:: Given instruction ::
What follows is a block of records; restate each one word for word.

(Extracted data entries)
══════════════════════════════

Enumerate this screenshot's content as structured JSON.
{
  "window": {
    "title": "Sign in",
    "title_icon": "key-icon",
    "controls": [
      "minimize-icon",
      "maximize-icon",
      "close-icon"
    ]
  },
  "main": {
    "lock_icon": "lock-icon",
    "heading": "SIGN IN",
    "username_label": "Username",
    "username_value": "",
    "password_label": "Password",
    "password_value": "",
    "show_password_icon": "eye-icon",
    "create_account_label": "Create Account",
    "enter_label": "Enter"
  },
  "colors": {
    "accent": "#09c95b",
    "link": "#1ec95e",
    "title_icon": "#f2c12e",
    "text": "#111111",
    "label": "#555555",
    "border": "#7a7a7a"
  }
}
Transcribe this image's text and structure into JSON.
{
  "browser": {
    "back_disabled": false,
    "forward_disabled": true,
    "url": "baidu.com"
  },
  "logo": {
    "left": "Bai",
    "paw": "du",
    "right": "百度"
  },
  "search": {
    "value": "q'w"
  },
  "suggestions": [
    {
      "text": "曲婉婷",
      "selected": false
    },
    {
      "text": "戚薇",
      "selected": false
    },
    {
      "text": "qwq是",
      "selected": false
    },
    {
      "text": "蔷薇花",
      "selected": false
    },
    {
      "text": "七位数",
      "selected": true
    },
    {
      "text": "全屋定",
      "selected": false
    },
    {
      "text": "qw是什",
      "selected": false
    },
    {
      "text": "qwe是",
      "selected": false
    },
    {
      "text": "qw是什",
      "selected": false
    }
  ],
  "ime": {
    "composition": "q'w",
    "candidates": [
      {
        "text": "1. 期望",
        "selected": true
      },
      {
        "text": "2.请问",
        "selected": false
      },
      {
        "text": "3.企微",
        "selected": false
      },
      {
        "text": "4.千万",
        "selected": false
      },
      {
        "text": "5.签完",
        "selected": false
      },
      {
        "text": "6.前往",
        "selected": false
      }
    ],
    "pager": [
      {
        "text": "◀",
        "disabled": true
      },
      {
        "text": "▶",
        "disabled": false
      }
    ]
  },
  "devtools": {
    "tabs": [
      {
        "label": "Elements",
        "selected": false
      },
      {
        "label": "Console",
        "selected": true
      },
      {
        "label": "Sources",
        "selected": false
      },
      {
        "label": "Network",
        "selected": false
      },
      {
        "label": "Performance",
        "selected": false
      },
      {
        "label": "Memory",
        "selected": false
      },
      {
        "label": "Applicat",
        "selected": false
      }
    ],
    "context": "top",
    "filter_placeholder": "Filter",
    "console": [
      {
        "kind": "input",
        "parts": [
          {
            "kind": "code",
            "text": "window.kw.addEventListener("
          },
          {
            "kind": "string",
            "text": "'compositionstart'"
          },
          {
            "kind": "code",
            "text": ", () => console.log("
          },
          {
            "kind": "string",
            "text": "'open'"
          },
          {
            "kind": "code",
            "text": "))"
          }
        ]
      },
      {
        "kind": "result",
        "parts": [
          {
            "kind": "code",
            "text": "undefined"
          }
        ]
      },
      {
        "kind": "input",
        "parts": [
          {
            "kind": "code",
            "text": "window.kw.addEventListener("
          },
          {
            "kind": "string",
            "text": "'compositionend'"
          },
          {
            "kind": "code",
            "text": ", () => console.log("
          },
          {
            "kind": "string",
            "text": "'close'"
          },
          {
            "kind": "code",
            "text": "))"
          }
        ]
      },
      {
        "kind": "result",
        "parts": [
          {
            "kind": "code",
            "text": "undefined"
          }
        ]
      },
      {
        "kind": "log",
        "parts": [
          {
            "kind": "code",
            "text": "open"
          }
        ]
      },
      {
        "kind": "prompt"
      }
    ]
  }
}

══════════════════════════════

:: Result of this task ::
Enumerate this screenshot's content as structured JSON.
{
  "window": {
    "title": "Sign in",
    "title_icon": "key-icon",
    "controls": [
      "minimize-icon",
      "maximize-icon",
      "close-icon"
    ]
  },
  "main": {
    "lock_icon": "lock-icon",
    "heading": "SIGN IN",
    "username_label": "Username",
    "username_value": "",
    "password_label": "Password",
    "password_value": "",
    "show_password_icon": "eye-icon",
    "create_account_label": "Create Account",
    "enter_label": "Enter"
  },
  "colors": {
    "accent": "#09c95b",
    "link": "#1ec95e",
    "title_icon": "#f2c12e",
    "text": "#111111",
    "label": "#555555",
    "border": "#7a7a7a"
  }
}
Transcribe this image's text and structure into JSON.
{
  "browser": {
    "back_disabled": false,
    "forward_disabled": true,
    "url": "baidu.com"
  },
  "logo": {
    "left": "Bai",
    "paw": "du",
    "right": "百度"
  },
  "search": {
    "value": "q'w"
  },
  "suggestions": [
    {
      "text": "曲婉婷",
      "selected": false
    },
    {
      "text": "戚薇",
      "selected": false
    },
    {
      "text": "qwq是",
      "selected": false
    },
    {
      "text": "蔷薇花",
      "selected": false
    },
    {
      "text": "七位数",
      "selected": true
    },
    {
      "text": "全屋定",
      "selected": false
    },
    {
      "text": "qw是什",
      "selected": false
    },
    {
      "text": "qwe是",
      "selected": false
    },
    {
      "text": "qw是什",
      "selected": false
    }
  ],
  "ime": {
    "composition": "q'w",
    "candidates": [
      {
        "text": "1. 期望",
        "selected": true
      },
      {
        "text": "2.请问",
        "selected": false
      },
      {
        "text": "3.企微",
        "selected": false
      },
      {
        "text": "4.千万",
        "selected": false
      },
      {
        "text": "5.签完",
        "selected": false
      },
      {
        "text": "6.前往",
        "selected": false
      }
    ],
    "pager": [
      {
        "text": "◀",
        "disabled": true
      },
      {
        "text": "▶",
        "disabled": false
      }
    ]
  },
  "devtools": {
    "tabs": [
      {
        "label": "Elements",
        "selected": false
      },
      {
        "label": "Console",
        "selected": true
      },
      {
        "label": "Sources",
        "selected": false
      },
      {
        "label": "Network",
        "selected": false
      },
      {
        "label": "Performance",
        "selected": false
      },
      {
        "label": "Memory",
        "selected": false
      },
      {
        "label": "Applicat",
        "selected": false
      }
    ],
    "context": "top",
    "filter_placeholder": "Filter",
    "console": [
      {
        "kind": "input",
        "parts": [
          {
            "kind": "code",
            "text": "window.kw.addEventListener("
          },
          {
            "kind": "string",
            "text": "'compositionstart'"
          },
          {
            "kind": "code",
            "text": ", () => console.log("
          },
          {
            "kind": "string",
            "text": "'open'"
          },
          {
            "kind": "code",
            "text": "))"
          }
        ]
      },
      {
        "kind": "result",
        "parts": [
          {
            "kind": "code",
            "text": "undefined"
          }
        ]
      },
      {
        "kind": "input",
        "parts": [
          {
            "kind": "code",
            "text": "window.kw.addEventListener("
          },
          {
            "kind": "string",
            "text": "'compositionend'"
          },
          {
            "kind": "code",
            "text": ", () => console.log("
          },
          {
            "kind": "string",
            "text": "'close'"
          },
          {
            "kind": "code",
            "text": "))"
          }
        ]
      },
      {
        "kind": "result",
        "parts": [
          {
            "kind": "code",
            "text": "undefined"
          }
        ]
      },
      {
        "kind": "log",
        "parts": [
          {
            "kind": "code",
            "text": "open"
          }
        ]
      },
      {
        "kind": "prompt"
      }
    ]
  }
}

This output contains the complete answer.